[Entries from a dataset]
-- begin --
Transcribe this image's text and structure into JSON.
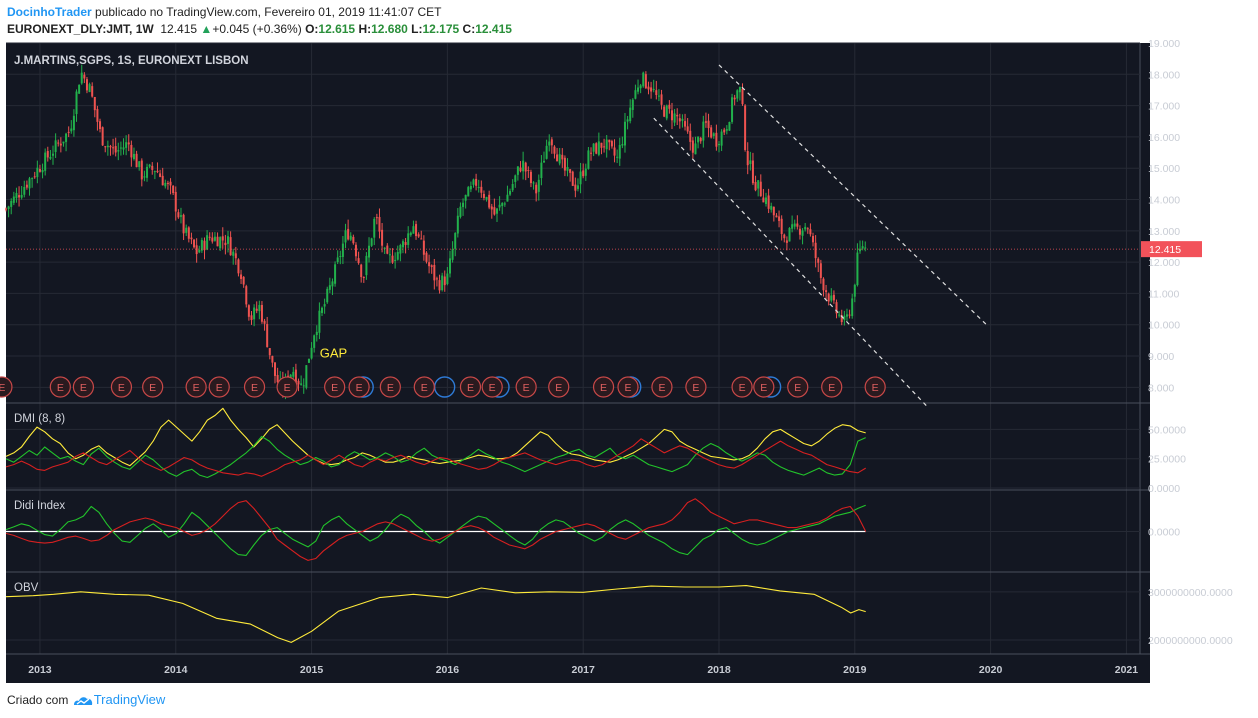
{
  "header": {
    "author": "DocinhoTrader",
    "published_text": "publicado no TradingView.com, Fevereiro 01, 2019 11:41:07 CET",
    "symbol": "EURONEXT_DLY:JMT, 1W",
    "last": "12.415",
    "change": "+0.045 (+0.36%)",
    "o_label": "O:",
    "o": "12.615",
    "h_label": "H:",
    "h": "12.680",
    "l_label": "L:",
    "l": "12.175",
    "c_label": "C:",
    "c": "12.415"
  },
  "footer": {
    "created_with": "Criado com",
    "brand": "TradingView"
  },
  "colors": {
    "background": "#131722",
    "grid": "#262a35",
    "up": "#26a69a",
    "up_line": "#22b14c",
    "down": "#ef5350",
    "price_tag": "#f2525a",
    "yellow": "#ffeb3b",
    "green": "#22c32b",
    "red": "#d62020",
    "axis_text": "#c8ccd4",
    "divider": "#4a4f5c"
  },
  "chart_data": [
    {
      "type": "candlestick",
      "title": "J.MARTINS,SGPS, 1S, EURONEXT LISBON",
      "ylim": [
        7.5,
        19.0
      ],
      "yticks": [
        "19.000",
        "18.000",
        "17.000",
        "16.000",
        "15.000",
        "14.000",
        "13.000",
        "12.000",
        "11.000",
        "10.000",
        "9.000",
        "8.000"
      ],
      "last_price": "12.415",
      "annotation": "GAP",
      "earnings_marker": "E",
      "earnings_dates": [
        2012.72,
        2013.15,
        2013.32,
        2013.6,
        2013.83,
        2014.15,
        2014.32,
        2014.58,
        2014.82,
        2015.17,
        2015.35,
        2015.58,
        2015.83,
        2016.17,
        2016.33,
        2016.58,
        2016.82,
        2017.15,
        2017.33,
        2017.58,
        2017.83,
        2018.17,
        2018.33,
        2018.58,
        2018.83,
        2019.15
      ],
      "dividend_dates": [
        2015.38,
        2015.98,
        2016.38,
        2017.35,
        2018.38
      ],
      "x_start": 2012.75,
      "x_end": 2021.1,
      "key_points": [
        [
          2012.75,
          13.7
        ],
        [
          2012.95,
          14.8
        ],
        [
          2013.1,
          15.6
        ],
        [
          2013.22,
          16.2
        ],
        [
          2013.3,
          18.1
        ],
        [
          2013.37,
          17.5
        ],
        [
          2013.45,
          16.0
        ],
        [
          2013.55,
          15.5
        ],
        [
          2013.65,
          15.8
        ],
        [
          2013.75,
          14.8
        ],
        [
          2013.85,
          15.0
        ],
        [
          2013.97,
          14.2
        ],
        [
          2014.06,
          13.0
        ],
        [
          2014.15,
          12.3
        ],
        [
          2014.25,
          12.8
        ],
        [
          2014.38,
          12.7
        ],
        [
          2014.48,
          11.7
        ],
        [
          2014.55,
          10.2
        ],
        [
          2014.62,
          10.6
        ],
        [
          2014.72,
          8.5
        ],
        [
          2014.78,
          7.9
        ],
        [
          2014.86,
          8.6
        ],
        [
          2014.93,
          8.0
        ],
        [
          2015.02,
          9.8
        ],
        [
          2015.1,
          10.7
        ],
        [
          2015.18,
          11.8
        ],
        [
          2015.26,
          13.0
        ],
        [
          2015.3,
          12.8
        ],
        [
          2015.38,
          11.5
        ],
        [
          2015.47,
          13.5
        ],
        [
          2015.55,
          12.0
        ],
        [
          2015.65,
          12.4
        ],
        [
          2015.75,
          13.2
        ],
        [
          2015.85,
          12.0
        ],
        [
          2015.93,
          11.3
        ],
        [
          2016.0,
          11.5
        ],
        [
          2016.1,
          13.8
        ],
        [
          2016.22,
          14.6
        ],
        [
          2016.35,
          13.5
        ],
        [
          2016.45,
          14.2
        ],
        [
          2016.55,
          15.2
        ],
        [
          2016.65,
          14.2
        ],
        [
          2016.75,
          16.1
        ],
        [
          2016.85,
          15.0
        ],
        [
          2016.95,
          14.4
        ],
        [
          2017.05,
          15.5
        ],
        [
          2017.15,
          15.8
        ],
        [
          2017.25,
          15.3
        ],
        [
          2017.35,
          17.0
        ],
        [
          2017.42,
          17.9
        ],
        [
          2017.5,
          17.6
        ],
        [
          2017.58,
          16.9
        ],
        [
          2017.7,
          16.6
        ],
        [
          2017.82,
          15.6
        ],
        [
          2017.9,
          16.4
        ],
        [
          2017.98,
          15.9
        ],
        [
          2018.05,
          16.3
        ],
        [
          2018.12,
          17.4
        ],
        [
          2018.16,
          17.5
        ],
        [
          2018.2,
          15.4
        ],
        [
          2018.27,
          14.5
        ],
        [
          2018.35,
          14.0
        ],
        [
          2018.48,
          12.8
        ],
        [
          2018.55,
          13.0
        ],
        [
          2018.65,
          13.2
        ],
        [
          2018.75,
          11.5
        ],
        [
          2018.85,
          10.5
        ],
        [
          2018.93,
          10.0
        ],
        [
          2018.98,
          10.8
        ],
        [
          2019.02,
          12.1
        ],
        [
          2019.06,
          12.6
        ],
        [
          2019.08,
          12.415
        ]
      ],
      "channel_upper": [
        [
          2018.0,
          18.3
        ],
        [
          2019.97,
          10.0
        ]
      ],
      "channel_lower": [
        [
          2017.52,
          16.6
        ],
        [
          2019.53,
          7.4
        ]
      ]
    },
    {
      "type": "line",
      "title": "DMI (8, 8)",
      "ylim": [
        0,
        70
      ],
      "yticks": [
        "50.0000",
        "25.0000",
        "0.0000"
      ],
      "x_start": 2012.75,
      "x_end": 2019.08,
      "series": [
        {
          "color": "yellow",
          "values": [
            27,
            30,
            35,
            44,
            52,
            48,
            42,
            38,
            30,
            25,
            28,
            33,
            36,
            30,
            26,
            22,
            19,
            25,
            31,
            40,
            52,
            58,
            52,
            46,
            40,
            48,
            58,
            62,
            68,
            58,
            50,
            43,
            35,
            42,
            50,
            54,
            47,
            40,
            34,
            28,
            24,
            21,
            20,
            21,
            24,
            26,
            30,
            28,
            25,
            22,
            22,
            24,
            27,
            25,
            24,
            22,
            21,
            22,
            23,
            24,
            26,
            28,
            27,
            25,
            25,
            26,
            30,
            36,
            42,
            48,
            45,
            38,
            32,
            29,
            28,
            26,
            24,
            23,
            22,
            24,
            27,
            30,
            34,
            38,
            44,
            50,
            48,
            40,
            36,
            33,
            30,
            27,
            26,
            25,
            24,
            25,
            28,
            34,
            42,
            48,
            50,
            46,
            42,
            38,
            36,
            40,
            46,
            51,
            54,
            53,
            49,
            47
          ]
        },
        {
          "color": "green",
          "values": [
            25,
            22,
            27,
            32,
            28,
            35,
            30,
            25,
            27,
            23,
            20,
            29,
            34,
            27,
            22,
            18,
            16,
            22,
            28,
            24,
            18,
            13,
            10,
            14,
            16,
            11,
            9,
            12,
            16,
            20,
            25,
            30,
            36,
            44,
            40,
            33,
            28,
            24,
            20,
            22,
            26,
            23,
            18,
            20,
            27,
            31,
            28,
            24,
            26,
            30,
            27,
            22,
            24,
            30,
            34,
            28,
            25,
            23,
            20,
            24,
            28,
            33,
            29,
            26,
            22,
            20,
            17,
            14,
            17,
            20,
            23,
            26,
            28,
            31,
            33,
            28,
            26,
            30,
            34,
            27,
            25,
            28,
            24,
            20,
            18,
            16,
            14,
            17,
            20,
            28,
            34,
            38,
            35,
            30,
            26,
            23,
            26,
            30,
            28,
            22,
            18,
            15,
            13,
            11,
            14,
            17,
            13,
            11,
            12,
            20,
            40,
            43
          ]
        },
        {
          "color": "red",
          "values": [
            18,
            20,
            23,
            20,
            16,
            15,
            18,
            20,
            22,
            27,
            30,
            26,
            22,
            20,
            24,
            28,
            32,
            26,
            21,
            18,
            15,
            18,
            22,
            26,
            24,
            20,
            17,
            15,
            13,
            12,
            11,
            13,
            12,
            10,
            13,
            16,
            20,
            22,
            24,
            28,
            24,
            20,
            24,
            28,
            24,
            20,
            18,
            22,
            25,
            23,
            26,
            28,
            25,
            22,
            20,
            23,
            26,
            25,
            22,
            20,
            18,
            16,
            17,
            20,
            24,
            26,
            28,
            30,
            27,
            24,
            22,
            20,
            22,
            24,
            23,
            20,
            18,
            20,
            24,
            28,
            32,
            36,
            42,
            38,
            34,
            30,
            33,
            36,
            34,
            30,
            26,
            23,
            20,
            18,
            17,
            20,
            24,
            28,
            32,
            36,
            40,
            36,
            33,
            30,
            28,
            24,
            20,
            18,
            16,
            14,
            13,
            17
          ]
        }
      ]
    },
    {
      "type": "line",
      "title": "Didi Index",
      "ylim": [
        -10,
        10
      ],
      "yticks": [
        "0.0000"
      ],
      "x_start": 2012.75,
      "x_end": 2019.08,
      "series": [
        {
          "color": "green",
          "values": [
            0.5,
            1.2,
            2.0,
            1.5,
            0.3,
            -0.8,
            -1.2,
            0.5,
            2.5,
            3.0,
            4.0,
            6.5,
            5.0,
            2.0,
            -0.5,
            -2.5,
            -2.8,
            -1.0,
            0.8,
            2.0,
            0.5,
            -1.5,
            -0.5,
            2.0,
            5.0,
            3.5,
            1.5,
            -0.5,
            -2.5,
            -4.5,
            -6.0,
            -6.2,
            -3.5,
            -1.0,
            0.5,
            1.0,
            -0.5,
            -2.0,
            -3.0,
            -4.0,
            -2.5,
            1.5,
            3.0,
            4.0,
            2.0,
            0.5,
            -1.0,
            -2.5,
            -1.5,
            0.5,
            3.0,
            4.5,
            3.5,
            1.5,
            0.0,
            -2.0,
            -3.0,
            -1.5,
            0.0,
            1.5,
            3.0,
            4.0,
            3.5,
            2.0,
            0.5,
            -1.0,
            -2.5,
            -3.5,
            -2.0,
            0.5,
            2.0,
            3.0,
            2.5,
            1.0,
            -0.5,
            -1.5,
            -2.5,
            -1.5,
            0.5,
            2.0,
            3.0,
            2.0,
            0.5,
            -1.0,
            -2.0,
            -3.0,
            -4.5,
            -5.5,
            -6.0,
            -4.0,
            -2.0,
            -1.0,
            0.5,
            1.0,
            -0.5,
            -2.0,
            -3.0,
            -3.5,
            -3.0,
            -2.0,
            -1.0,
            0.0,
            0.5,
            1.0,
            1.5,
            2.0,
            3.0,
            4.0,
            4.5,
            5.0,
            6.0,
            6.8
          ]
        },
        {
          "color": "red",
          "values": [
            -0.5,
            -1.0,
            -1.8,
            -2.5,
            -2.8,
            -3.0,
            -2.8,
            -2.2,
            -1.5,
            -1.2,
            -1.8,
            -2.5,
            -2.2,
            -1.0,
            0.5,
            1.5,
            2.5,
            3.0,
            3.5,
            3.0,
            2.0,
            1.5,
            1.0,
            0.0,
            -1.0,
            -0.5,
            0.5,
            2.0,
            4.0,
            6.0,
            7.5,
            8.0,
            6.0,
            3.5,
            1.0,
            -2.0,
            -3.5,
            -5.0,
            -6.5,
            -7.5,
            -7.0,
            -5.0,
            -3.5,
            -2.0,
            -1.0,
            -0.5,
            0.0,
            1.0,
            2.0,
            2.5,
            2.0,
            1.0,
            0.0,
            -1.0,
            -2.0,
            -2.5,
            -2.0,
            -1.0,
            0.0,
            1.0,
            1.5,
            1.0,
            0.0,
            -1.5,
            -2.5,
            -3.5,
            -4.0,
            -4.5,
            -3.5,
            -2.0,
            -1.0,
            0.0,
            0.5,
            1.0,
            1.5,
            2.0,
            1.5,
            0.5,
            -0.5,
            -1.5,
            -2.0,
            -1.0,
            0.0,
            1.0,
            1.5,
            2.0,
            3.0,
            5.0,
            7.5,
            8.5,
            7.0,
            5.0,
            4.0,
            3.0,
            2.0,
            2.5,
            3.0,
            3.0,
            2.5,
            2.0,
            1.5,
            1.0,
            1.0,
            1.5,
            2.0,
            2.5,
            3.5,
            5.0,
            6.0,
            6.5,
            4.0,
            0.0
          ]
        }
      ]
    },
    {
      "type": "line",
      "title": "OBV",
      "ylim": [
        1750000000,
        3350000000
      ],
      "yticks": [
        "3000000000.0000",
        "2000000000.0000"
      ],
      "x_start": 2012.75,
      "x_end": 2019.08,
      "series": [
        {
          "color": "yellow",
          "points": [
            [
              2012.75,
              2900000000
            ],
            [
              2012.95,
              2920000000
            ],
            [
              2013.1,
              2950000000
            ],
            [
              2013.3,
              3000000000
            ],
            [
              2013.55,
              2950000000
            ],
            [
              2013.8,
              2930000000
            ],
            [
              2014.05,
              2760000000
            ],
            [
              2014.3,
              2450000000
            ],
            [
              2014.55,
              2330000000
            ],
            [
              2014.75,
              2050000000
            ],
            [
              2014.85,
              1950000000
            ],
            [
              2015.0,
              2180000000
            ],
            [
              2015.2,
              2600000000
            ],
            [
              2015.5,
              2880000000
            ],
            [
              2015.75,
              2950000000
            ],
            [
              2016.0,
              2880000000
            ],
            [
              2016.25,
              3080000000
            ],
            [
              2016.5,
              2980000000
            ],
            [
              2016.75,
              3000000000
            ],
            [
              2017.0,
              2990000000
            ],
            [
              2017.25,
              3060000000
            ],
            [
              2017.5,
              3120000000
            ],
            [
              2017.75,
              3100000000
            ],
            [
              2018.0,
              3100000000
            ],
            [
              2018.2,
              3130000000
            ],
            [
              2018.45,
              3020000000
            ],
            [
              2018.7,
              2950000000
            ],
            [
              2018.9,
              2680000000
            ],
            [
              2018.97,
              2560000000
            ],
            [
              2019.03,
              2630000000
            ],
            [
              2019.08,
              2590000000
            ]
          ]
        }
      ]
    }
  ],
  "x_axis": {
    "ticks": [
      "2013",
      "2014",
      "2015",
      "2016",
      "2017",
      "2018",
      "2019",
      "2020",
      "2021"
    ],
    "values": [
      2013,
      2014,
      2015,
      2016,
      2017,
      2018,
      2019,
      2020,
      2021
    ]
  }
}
-- end --
[Task details] Pull out all lines in the data above that include "TradingView".

[Response]
    "published_text": "publicado no TradingView.com, Fevereiro 01, 2019 11:41:07 CET",
    "brand": "TradingView"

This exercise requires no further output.